Exercise instructions:
Check each line for the word "частичный" and report how many have it. Give nothing else.

•••

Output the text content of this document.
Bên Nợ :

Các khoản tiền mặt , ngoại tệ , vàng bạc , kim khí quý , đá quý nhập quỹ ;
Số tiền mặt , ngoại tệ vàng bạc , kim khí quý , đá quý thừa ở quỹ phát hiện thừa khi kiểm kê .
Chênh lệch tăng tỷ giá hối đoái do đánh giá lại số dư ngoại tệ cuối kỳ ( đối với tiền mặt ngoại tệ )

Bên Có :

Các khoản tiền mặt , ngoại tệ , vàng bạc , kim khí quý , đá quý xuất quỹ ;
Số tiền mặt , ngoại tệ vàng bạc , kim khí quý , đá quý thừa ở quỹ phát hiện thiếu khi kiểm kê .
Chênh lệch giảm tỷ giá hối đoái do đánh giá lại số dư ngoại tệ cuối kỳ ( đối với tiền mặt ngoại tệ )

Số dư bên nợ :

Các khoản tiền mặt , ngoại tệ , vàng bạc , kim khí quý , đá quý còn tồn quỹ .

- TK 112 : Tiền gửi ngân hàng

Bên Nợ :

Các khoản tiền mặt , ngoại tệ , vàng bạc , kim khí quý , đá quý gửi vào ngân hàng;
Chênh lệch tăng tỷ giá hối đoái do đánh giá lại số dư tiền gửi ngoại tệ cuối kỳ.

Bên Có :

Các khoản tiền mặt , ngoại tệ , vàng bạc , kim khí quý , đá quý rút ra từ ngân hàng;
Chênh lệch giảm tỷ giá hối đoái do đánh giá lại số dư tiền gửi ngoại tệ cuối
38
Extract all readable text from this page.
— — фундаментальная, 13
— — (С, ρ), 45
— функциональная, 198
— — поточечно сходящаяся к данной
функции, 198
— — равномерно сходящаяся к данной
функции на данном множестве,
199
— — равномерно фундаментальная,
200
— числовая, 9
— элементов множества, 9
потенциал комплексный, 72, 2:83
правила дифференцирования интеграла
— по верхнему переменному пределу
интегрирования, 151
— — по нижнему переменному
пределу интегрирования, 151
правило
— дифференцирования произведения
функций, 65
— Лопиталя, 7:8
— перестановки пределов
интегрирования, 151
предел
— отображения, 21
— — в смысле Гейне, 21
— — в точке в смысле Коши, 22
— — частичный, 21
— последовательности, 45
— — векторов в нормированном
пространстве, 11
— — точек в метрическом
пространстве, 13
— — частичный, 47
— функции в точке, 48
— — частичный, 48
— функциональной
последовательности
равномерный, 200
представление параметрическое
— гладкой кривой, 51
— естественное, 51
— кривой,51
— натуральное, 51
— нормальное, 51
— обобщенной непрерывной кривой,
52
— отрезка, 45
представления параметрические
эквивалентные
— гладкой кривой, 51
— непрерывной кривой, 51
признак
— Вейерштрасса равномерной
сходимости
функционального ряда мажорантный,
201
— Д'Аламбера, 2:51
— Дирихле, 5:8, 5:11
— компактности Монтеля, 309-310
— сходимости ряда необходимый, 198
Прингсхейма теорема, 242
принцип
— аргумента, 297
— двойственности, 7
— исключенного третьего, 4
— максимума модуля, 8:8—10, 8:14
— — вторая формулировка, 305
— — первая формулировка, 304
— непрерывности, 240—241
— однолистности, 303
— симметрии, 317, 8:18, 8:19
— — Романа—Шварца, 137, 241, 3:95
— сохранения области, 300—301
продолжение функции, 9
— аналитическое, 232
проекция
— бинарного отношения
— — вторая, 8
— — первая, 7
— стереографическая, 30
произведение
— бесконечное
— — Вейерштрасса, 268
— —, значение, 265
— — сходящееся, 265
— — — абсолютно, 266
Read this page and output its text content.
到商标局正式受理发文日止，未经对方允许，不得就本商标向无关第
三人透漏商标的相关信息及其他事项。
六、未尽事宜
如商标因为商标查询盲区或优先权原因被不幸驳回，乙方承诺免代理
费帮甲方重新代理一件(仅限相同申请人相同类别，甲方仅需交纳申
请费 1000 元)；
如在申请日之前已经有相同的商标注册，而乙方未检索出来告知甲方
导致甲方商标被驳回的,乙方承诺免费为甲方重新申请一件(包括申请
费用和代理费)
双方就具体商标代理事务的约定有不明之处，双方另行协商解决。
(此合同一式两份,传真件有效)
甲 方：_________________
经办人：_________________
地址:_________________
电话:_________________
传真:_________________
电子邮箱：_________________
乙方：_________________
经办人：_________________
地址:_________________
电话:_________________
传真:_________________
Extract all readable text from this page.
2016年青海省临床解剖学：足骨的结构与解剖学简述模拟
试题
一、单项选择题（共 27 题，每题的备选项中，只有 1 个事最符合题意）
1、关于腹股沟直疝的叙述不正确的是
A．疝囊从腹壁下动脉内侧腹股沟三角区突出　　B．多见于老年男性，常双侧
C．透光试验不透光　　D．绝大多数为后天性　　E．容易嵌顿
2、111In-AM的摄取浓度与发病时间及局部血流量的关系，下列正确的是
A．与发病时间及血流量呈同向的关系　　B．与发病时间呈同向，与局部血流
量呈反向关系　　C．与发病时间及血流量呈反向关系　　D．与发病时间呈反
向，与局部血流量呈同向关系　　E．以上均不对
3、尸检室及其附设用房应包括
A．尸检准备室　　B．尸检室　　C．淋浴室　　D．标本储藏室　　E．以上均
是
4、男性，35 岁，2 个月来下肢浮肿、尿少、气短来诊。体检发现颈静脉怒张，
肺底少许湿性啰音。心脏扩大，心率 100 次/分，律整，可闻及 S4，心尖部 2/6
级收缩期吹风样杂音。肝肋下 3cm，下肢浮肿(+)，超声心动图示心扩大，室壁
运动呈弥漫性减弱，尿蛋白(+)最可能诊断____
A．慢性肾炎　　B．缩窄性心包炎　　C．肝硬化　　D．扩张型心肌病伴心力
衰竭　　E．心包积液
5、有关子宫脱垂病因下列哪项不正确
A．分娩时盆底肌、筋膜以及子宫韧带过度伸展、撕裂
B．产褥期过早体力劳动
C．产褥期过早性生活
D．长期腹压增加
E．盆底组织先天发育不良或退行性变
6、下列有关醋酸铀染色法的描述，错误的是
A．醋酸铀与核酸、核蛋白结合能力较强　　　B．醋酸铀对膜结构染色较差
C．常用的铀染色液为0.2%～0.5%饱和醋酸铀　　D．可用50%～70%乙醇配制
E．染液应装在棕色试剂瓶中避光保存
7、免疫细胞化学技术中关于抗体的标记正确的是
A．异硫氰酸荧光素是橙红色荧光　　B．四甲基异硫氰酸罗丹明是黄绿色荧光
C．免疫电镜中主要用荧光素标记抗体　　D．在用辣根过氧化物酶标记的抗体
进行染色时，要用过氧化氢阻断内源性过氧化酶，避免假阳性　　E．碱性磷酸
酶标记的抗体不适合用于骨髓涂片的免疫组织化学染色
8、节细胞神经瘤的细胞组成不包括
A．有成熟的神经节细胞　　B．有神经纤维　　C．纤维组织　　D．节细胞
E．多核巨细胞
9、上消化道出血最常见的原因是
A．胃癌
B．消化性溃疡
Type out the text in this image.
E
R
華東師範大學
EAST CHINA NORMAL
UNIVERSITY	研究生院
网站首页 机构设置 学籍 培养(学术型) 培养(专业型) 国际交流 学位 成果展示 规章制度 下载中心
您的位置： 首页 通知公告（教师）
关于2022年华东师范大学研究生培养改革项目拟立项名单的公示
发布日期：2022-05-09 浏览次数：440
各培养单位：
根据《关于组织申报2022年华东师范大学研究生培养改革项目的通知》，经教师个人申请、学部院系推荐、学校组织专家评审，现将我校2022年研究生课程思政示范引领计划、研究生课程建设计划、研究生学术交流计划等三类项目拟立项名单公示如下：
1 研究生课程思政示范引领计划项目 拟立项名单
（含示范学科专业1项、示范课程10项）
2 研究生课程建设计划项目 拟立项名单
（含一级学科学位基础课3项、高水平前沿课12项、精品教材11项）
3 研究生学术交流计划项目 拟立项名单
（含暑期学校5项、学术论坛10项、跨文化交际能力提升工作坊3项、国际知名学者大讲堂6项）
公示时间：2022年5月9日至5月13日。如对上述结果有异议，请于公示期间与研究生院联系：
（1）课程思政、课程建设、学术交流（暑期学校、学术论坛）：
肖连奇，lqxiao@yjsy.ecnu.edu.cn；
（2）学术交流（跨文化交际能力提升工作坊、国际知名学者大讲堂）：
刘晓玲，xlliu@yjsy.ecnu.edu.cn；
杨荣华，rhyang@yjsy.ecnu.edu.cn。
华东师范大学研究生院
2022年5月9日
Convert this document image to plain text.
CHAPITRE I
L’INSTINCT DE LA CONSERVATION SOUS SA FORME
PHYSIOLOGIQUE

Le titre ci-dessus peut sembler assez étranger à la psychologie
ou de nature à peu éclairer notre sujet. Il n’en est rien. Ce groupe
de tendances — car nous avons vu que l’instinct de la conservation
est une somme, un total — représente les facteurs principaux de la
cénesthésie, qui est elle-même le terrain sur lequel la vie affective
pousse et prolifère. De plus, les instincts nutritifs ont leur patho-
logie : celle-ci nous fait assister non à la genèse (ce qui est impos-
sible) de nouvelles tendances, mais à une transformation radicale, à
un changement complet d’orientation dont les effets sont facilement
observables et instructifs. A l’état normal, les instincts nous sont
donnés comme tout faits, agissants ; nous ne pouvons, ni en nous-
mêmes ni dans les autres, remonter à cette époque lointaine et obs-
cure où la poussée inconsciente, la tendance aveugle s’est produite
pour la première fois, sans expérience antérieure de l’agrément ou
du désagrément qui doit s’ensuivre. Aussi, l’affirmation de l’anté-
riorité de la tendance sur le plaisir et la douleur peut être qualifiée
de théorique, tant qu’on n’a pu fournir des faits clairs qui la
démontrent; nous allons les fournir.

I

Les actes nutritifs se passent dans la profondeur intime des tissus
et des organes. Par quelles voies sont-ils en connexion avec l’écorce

•••

Written answer:
3